EXERCISE DETAILS: The entire listing is to be repeated verbatim.

--*--

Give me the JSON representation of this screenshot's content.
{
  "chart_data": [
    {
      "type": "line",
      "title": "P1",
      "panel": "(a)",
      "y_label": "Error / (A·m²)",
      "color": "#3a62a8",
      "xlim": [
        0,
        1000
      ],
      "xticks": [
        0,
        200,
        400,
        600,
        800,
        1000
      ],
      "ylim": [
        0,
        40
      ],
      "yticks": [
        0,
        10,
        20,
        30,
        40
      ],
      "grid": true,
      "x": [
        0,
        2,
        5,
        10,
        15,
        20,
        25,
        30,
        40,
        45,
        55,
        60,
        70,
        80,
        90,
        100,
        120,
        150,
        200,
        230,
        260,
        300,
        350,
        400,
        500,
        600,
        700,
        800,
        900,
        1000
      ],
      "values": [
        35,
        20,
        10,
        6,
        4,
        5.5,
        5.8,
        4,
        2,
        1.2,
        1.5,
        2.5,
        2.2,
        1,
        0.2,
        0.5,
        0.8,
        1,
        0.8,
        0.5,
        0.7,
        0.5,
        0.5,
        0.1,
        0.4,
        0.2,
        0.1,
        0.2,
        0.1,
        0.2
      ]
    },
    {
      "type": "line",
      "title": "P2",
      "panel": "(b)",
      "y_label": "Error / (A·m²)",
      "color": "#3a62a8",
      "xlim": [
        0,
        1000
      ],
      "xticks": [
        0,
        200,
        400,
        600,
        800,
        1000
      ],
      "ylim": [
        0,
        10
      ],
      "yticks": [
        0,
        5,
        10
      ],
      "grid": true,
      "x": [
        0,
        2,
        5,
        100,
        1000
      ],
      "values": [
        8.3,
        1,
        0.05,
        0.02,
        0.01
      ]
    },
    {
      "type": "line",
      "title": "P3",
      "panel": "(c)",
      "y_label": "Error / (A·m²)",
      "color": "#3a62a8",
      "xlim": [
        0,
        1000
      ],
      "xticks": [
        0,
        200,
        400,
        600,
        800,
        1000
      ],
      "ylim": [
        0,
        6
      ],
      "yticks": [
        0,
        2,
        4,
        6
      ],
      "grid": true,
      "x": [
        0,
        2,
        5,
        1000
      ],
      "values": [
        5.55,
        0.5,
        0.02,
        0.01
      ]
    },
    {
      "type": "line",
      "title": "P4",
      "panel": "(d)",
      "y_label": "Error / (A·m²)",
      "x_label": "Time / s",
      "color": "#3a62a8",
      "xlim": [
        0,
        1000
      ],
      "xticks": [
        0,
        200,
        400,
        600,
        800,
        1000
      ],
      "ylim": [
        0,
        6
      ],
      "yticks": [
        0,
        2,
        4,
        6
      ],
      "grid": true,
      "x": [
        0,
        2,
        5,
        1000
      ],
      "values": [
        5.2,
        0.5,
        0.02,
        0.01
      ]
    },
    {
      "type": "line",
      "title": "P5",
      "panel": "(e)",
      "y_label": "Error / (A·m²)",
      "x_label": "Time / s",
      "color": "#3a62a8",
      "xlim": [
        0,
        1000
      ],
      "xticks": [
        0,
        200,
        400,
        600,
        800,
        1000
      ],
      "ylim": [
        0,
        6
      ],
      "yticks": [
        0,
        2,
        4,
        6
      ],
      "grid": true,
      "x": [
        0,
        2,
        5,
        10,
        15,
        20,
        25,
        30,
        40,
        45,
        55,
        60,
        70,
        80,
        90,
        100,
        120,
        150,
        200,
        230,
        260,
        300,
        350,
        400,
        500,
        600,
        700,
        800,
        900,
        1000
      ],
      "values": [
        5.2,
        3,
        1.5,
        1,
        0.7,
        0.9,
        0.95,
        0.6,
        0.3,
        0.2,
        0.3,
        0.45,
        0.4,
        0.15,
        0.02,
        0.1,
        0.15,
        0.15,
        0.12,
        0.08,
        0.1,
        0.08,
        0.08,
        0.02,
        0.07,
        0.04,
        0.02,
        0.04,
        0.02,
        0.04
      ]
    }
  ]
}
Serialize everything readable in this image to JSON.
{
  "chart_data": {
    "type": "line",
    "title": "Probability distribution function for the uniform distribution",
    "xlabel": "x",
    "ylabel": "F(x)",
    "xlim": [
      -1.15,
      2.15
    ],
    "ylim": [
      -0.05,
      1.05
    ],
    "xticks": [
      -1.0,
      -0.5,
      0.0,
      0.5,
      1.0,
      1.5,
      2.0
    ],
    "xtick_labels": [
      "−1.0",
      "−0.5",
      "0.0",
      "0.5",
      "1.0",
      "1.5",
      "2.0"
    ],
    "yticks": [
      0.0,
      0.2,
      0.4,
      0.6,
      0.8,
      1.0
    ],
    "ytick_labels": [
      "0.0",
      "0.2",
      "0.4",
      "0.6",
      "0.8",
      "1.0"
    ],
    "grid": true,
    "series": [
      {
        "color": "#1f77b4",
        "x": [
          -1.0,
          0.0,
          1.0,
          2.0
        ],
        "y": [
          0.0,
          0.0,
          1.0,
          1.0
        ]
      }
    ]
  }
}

--*--

EXERCISE OUTPUT:
Give me the JSON representation of this screenshot's content.
{
  "chart_data": [
    {
      "type": "line",
      "title": "P1",
      "panel": "(a)",
      "y_label": "Error / (A·m²)",
      "color": "#3a62a8",
      "xlim": [
        0,
        1000
      ],
      "xticks": [
        0,
        200,
        400,
        600,
        800,
        1000
      ],
      "ylim": [
        0,
        40
      ],
      "yticks": [
        0,
        10,
        20,
        30,
        40
      ],
      "grid": true,
      "x": [
        0,
        2,
        5,
        10,
        15,
        20,
        25,
        30,
        40,
        45,
        55,
        60,
        70,
        80,
        90,
        100,
        120,
        150,
        200,
        230,
        260,
        300,
        350,
        400,
        500,
        600,
        700,
        800,
        900,
        1000
      ],
      "values": [
        35,
        20,
        10,
        6,
        4,
        5.5,
        5.8,
        4,
        2,
        1.2,
        1.5,
        2.5,
        2.2,
        1,
        0.2,
        0.5,
        0.8,
        1,
        0.8,
        0.5,
        0.7,
        0.5,
        0.5,
        0.1,
        0.4,
        0.2,
        0.1,
        0.2,
        0.1,
        0.2
      ]
    },
    {
      "type": "line",
      "title": "P2",
      "panel": "(b)",
      "y_label": "Error / (A·m²)",
      "color": "#3a62a8",
      "xlim": [
        0,
        1000
      ],
      "xticks": [
        0,
        200,
        400,
        600,
        800,
        1000
      ],
      "ylim": [
        0,
        10
      ],
      "yticks": [
        0,
        5,
        10
      ],
      "grid": true,
      "x": [
        0,
        2,
        5,
        100,
        1000
      ],
      "values": [
        8.3,
        1,
        0.05,
        0.02,
        0.01
      ]
    },
    {
      "type": "line",
      "title": "P3",
      "panel": "(c)",
      "y_label": "Error / (A·m²)",
      "color": "#3a62a8",
      "xlim": [
        0,
        1000
      ],
      "xticks": [
        0,
        200,
        400,
        600,
        800,
        1000
      ],
      "ylim": [
        0,
        6
      ],
      "yticks": [
        0,
        2,
        4,
        6
      ],
      "grid": true,
      "x": [
        0,
        2,
        5,
        1000
      ],
      "values": [
        5.55,
        0.5,
        0.02,
        0.01
      ]
    },
    {
      "type": "line",
      "title": "P4",
      "panel": "(d)",
      "y_label": "Error / (A·m²)",
      "x_label": "Time / s",
      "color": "#3a62a8",
      "xlim": [
        0,
        1000
      ],
      "xticks": [
        0,
        200,
        400,
        600,
        800,
        1000
      ],
      "ylim": [
        0,
        6
      ],
      "yticks": [
        0,
        2,
        4,
        6
      ],
      "grid": true,
      "x": [
        0,
        2,
        5,
        1000
      ],
      "values": [
        5.2,
        0.5,
        0.02,
        0.01
      ]
    },
    {
      "type": "line",
      "title": "P5",
      "panel": "(e)",
      "y_label": "Error / (A·m²)",
      "x_label": "Time / s",
      "color": "#3a62a8",
      "xlim": [
        0,
        1000
      ],
      "xticks": [
        0,
        200,
        400,
        600,
        800,
        1000
      ],
      "ylim": [
        0,
        6
      ],
      "yticks": [
        0,
        2,
        4,
        6
      ],
      "grid": true,
      "x": [
        0,
        2,
        5,
        10,
        15,
        20,
        25,
        30,
        40,
        45,
        55,
        60,
        70,
        80,
        90,
        100,
        120,
        150,
        200,
        230,
        260,
        300,
        350,
        400,
        500,
        600,
        700,
        800,
        900,
        1000
      ],
      "values": [
        5.2,
        3,
        1.5,
        1,
        0.7,
        0.9,
        0.95,
        0.6,
        0.3,
        0.2,
        0.3,
        0.45,
        0.4,
        0.15,
        0.02,
        0.1,
        0.15,
        0.15,
        0.12,
        0.08,
        0.1,
        0.08,
        0.08,
        0.02,
        0.07,
        0.04,
        0.02,
        0.04,
        0.02,
        0.04
      ]
    }
  ]
}
Serialize everything readable in this image to JSON.
{
  "chart_data": {
    "type": "line",
    "title": "Probability distribution function for the uniform distribution",
    "xlabel": "x",
    "ylabel": "F(x)",
    "xlim": [
      -1.15,
      2.15
    ],
    "ylim": [
      -0.05,
      1.05
    ],
    "xticks": [
      -1.0,
      -0.5,
      0.0,
      0.5,
      1.0,
      1.5,
      2.0
    ],
    "xtick_labels": [
      "−1.0",
      "−0.5",
      "0.0",
      "0.5",
      "1.0",
      "1.5",
      "2.0"
    ],
    "yticks": [
      0.0,
      0.2,
      0.4,
      0.6,
      0.8,
      1.0
    ],
    "ytick_labels": [
      "0.0",
      "0.2",
      "0.4",
      "0.6",
      "0.8",
      "1.0"
    ],
    "grid": true,
    "series": [
      {
        "color": "#1f77b4",
        "x": [
          -1.0,
          0.0,
          1.0,
          2.0
        ],
        "y": [
          0.0,
          0.0,
          1.0,
          1.0
        ]
      }
    ]
  }
}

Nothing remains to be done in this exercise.